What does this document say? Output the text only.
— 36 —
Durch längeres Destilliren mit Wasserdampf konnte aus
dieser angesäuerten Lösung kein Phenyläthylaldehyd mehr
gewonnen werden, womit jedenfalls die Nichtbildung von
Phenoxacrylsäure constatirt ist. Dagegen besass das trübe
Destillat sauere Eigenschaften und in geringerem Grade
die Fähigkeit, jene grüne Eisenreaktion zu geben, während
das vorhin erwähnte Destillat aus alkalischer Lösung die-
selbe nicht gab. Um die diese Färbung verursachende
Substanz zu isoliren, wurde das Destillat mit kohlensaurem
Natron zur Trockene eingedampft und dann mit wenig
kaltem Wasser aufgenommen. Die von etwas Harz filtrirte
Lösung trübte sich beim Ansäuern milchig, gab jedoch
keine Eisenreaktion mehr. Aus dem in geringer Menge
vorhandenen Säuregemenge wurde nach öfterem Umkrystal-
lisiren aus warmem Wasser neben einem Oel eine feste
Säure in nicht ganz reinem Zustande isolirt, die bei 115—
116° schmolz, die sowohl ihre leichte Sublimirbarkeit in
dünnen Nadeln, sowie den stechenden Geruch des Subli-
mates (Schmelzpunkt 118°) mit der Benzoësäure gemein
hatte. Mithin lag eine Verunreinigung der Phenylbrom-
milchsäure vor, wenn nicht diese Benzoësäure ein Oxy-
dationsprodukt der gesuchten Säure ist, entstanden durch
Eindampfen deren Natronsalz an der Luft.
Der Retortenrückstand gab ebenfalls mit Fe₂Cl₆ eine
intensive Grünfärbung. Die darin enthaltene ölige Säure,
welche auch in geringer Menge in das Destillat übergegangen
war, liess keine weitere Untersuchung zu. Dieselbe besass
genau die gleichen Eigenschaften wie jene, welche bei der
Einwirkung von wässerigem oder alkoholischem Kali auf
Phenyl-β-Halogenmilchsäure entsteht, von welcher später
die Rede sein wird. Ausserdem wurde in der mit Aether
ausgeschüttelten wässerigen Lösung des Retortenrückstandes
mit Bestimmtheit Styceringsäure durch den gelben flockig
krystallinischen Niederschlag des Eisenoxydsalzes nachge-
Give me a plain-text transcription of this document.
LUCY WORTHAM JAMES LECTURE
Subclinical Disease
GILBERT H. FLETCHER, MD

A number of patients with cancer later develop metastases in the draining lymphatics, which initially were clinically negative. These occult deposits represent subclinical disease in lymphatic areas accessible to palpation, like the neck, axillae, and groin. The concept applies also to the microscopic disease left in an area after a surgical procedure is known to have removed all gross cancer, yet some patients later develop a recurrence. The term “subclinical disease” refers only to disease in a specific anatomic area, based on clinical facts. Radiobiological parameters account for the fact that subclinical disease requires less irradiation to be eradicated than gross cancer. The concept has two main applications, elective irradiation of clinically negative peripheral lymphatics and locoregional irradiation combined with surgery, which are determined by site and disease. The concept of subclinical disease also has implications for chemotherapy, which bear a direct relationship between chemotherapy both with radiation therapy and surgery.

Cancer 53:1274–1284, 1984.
===
[Work required] An exact copy of the data is needed.

[Response to the task]
What does this document say? Output the text only.
— 36 —
Durch längeres Destilliren mit Wasserdampf konnte aus
dieser angesäuerten Lösung kein Phenyläthylaldehyd mehr
gewonnen werden, womit jedenfalls die Nichtbildung von
Phenoxacrylsäure constatirt ist. Dagegen besass das trübe
Destillat sauere Eigenschaften und in geringerem Grade
die Fähigkeit, jene grüne Eisenreaktion zu geben, während
das vorhin erwähnte Destillat aus alkalischer Lösung die-
selbe nicht gab. Um die diese Färbung verursachende
Substanz zu isoliren, wurde das Destillat mit kohlensaurem
Natron zur Trockene eingedampft und dann mit wenig
kaltem Wasser aufgenommen. Die von etwas Harz filtrirte
Lösung trübte sich beim Ansäuern milchig, gab jedoch
keine Eisenreaktion mehr. Aus dem in geringer Menge
vorhandenen Säuregemenge wurde nach öfterem Umkrystal-
lisiren aus warmem Wasser neben einem Oel eine feste
Säure in nicht ganz reinem Zustande isolirt, die bei 115—
116° schmolz, die sowohl ihre leichte Sublimirbarkeit in
dünnen Nadeln, sowie den stechenden Geruch des Subli-
mates (Schmelzpunkt 118°) mit der Benzoësäure gemein
hatte. Mithin lag eine Verunreinigung der Phenylbrom-
milchsäure vor, wenn nicht diese Benzoësäure ein Oxy-
dationsprodukt der gesuchten Säure ist, entstanden durch
Eindampfen deren Natronsalz an der Luft.
Der Retortenrückstand gab ebenfalls mit Fe₂Cl₆ eine
intensive Grünfärbung. Die darin enthaltene ölige Säure,
welche auch in geringer Menge in das Destillat übergegangen
war, liess keine weitere Untersuchung zu. Dieselbe besass
genau die gleichen Eigenschaften wie jene, welche bei der
Einwirkung von wässerigem oder alkoholischem Kali auf
Phenyl-β-Halogenmilchsäure entsteht, von welcher später
die Rede sein wird. Ausserdem wurde in der mit Aether
ausgeschüttelten wässerigen Lösung des Retortenrückstandes
mit Bestimmtheit Styceringsäure durch den gelben flockig
krystallinischen Niederschlag des Eisenoxydsalzes nachge-
Give me a plain-text transcription of this document.
LUCY WORTHAM JAMES LECTURE
Subclinical Disease
GILBERT H. FLETCHER, MD

A number of patients with cancer later develop metastases in the draining lymphatics, which initially were clinically negative. These occult deposits represent subclinical disease in lymphatic areas accessible to palpation, like the neck, axillae, and groin. The concept applies also to the microscopic disease left in an area after a surgical procedure is known to have removed all gross cancer, yet some patients later develop a recurrence. The term “subclinical disease” refers only to disease in a specific anatomic area, based on clinical facts. Radiobiological parameters account for the fact that subclinical disease requires less irradiation to be eradicated than gross cancer. The concept has two main applications, elective irradiation of clinically negative peripheral lymphatics and locoregional irradiation combined with surgery, which are determined by site and disease. The concept of subclinical disease also has implications for chemotherapy, which bear a direct relationship between chemotherapy both with radiation therapy and surgery.

Cancer 53:1274–1284, 1984.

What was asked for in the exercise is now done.